■ Task description: Search the material below for the string "hiện" and list each line that holds it.

[START OF Entries]

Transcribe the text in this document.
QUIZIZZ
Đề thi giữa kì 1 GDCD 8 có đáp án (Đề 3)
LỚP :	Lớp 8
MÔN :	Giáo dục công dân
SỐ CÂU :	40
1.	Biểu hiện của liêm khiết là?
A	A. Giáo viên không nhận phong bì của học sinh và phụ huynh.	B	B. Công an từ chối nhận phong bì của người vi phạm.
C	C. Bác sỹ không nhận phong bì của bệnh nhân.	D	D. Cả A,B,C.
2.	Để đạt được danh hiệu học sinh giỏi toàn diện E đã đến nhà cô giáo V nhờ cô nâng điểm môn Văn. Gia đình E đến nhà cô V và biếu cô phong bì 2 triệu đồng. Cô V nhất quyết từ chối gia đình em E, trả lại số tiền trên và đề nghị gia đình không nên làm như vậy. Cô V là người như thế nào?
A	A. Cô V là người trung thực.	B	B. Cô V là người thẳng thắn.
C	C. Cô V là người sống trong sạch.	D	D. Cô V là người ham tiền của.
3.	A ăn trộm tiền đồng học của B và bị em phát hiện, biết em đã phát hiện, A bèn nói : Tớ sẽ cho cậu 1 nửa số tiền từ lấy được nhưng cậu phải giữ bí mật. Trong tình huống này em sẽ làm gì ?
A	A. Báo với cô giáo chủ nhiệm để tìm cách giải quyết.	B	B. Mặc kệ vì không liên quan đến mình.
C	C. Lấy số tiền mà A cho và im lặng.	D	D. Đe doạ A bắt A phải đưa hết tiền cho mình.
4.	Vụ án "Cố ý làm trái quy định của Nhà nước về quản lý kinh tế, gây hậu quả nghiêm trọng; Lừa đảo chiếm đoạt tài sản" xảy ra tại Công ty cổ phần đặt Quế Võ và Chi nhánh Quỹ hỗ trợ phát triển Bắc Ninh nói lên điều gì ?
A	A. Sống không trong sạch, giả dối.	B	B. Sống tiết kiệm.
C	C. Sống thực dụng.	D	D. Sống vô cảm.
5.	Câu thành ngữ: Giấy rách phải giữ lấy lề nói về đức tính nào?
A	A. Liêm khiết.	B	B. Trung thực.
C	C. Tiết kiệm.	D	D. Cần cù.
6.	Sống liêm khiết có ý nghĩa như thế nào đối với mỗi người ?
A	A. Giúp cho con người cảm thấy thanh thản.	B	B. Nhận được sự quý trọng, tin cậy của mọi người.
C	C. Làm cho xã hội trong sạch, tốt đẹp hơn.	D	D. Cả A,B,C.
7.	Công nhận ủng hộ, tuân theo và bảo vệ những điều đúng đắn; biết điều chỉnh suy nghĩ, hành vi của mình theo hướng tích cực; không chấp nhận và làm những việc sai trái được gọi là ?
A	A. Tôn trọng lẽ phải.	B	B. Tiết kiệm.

[END OF Entries]

■ Reply:
1.	Biểu hiện của liêm khiết là?
3.	A ăn trộm tiền đồng học của B và bị em phát hiện, biết em đã phát hiện, A bèn nói : Tớ sẽ cho cậu 1 nửa số tiền từ lấy được nhưng cậu phải giữ bí mật. Trong tình huống này em sẽ làm gì ?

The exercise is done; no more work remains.